====== Data for this exercise ======

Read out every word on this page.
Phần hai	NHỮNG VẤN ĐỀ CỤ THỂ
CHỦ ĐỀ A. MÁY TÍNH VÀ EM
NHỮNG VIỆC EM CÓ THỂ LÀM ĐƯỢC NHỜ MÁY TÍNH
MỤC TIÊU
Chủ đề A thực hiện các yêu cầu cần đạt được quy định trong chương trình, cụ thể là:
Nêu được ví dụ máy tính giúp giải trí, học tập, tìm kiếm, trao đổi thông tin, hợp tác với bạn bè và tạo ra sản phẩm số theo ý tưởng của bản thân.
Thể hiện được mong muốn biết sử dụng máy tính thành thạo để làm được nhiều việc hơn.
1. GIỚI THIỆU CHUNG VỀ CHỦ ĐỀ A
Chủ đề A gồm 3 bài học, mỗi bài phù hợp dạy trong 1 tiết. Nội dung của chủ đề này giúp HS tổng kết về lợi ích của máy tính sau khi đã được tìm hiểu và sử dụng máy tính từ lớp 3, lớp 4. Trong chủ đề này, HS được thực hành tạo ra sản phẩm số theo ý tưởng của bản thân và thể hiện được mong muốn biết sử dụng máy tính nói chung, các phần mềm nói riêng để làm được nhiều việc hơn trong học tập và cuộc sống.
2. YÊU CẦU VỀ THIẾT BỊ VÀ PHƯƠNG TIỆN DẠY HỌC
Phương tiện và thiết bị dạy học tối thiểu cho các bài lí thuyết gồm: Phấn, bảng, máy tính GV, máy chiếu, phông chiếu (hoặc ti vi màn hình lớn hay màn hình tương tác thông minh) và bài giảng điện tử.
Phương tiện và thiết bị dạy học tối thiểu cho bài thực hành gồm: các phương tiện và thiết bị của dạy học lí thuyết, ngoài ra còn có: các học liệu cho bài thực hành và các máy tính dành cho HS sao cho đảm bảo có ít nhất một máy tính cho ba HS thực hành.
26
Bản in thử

======

■ **Problem to solve**:
All of the material above needs to be copied exactly.

■ **Task output**:
Read out every word on this page.
Phần hai	NHỮNG VẤN ĐỀ CỤ THỂ
CHỦ ĐỀ A. MÁY TÍNH VÀ EM
NHỮNG VIỆC EM CÓ THỂ LÀM ĐƯỢC NHỜ MÁY TÍNH
MỤC TIÊU
Chủ đề A thực hiện các yêu cầu cần đạt được quy định trong chương trình, cụ thể là:
Nêu được ví dụ máy tính giúp giải trí, học tập, tìm kiếm, trao đổi thông tin, hợp tác với bạn bè và tạo ra sản phẩm số theo ý tưởng của bản thân.
Thể hiện được mong muốn biết sử dụng máy tính thành thạo để làm được nhiều việc hơn.
1. GIỚI THIỆU CHUNG VỀ CHỦ ĐỀ A
Chủ đề A gồm 3 bài học, mỗi bài phù hợp dạy trong 1 tiết. Nội dung của chủ đề này giúp HS tổng kết về lợi ích của máy tính sau khi đã được tìm hiểu và sử dụng máy tính từ lớp 3, lớp 4. Trong chủ đề này, HS được thực hành tạo ra sản phẩm số theo ý tưởng của bản thân và thể hiện được mong muốn biết sử dụng máy tính nói chung, các phần mềm nói riêng để làm được nhiều việc hơn trong học tập và cuộc sống.
2. YÊU CẦU VỀ THIẾT BỊ VÀ PHƯƠNG TIỆN DẠY HỌC
Phương tiện và thiết bị dạy học tối thiểu cho các bài lí thuyết gồm: Phấn, bảng, máy tính GV, máy chiếu, phông chiếu (hoặc ti vi màn hình lớn hay màn hình tương tác thông minh) và bài giảng điện tử.
Phương tiện và thiết bị dạy học tối thiểu cho bài thực hành gồm: các phương tiện và thiết bị của dạy học lí thuyết, ngoài ra còn có: các học liệu cho bài thực hành và các máy tính dành cho HS sao cho đảm bảo có ít nhất một máy tính cho ba HS thực hành.
26
Bản in thử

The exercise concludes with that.